Records excerpted from a collection:
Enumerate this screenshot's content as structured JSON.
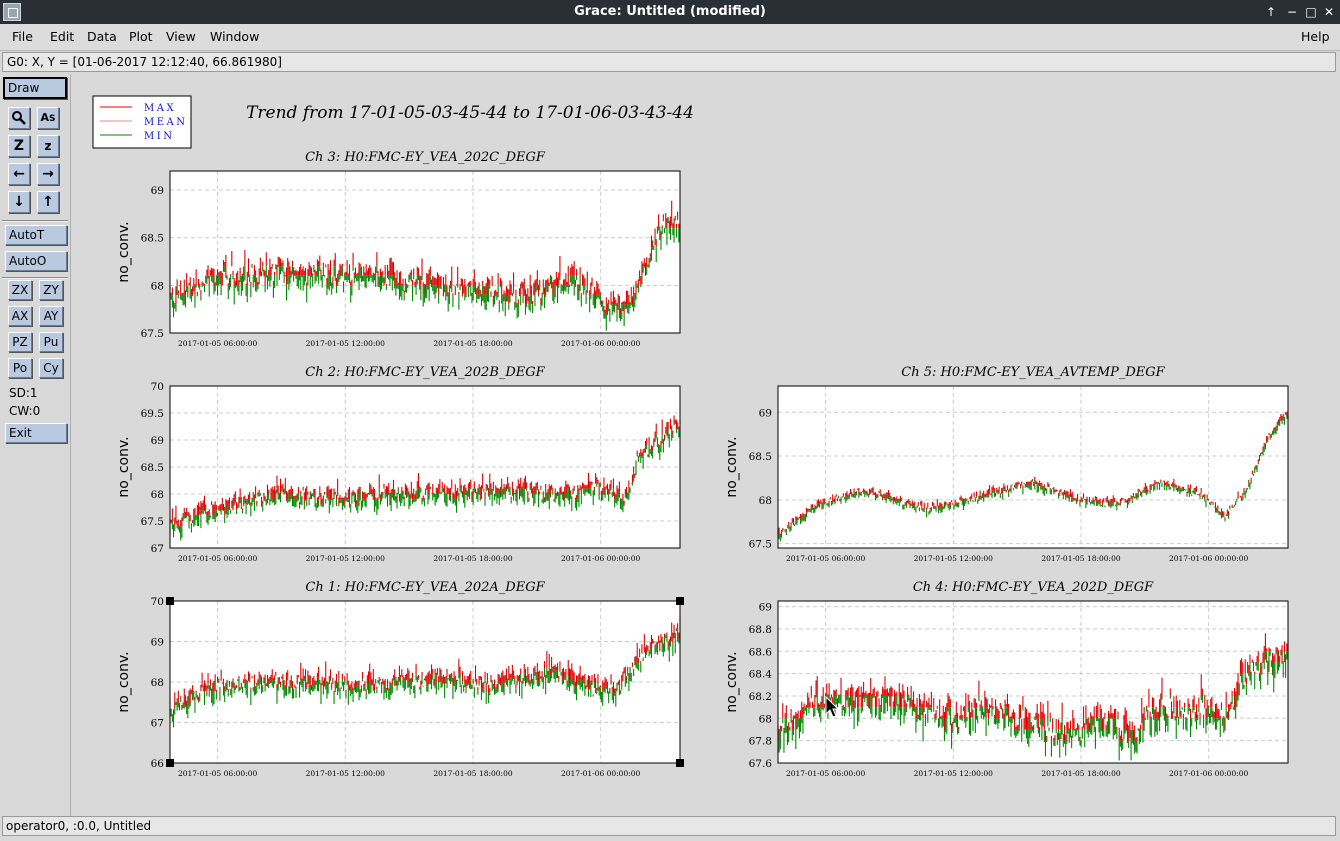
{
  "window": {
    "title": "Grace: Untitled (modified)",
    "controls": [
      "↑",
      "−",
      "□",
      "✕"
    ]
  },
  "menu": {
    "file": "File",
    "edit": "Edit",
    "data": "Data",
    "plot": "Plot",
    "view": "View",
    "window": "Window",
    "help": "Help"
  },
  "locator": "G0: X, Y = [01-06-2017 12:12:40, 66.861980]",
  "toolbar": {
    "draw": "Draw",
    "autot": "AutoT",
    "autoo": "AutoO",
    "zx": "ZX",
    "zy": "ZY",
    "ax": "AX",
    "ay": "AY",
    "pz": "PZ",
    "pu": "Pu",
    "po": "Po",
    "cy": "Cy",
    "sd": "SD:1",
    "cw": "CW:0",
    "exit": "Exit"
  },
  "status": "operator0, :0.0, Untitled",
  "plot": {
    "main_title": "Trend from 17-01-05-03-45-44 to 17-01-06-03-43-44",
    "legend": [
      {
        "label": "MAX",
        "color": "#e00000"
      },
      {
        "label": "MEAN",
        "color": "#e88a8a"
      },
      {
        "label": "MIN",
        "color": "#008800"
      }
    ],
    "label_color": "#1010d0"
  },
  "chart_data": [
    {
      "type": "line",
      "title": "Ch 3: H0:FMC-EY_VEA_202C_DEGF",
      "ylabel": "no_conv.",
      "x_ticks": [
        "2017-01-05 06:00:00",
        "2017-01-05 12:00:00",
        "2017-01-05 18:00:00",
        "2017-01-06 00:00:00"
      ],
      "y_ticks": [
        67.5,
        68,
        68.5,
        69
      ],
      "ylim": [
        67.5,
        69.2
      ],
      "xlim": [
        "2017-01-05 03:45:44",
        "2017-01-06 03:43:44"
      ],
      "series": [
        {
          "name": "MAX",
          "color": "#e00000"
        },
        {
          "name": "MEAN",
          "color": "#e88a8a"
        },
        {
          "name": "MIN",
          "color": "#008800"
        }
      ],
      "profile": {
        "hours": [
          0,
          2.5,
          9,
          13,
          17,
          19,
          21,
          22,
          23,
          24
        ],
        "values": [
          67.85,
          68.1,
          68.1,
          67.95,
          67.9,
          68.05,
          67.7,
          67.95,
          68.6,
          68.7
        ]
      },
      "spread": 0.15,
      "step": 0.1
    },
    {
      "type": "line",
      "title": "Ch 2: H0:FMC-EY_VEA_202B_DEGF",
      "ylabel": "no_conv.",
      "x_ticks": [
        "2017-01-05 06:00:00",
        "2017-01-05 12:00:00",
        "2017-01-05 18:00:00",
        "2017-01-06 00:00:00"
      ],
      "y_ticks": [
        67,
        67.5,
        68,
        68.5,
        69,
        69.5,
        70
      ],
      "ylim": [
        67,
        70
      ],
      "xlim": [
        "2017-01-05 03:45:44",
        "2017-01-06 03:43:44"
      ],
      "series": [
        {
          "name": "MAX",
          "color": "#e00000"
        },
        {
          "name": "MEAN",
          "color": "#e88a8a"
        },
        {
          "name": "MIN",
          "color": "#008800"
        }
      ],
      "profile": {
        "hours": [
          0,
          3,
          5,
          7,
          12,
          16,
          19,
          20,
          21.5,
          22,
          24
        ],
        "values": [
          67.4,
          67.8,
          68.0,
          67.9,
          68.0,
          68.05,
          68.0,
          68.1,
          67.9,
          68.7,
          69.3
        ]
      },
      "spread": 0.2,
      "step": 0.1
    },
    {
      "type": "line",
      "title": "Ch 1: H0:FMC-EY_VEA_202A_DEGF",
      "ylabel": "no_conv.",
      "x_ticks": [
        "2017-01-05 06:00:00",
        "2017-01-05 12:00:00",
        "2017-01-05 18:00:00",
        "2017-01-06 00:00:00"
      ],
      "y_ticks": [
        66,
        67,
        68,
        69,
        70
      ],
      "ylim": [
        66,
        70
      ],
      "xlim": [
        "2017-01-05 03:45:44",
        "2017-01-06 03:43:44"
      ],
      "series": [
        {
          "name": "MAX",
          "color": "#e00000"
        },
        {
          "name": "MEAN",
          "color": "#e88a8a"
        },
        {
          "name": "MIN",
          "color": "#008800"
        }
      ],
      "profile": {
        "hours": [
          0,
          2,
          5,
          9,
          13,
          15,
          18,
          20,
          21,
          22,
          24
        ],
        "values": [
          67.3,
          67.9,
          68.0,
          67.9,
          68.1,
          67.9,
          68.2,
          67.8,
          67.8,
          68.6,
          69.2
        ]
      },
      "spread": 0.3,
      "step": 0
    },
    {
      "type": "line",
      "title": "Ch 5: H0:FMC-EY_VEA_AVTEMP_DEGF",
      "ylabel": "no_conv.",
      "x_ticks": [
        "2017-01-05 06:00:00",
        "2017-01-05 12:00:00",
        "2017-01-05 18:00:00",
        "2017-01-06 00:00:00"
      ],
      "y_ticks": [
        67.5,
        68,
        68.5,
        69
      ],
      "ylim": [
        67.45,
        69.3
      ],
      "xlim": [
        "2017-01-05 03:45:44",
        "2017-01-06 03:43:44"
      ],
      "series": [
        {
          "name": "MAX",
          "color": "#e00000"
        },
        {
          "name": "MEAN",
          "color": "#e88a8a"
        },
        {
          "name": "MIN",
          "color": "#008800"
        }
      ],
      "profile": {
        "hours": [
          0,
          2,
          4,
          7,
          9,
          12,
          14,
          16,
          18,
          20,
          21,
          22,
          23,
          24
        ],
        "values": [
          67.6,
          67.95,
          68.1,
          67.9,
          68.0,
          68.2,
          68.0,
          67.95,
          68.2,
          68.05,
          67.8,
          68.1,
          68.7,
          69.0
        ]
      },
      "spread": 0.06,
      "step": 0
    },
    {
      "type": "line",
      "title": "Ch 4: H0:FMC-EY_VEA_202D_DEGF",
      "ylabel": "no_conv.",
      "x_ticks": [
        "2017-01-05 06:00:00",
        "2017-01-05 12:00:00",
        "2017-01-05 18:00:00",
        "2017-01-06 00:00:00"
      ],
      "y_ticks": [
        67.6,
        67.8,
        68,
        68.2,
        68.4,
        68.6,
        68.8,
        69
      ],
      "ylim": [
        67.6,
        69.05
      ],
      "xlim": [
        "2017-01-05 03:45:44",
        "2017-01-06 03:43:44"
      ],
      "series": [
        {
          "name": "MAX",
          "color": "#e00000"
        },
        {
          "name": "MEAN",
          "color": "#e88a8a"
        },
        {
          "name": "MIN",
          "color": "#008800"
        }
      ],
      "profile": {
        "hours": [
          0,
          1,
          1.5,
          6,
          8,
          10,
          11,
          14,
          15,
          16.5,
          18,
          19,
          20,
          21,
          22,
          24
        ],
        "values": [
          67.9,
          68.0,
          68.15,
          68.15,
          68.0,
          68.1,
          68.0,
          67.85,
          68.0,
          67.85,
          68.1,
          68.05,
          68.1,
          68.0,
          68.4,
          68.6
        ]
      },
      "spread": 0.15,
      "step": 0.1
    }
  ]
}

* **Short problem**
Copy each line from the records above that includes the string "Untitled".

* **The output**
    "title": "Grace: Untitled (modified)",
  "status": "operator0, :0.0, Untitled",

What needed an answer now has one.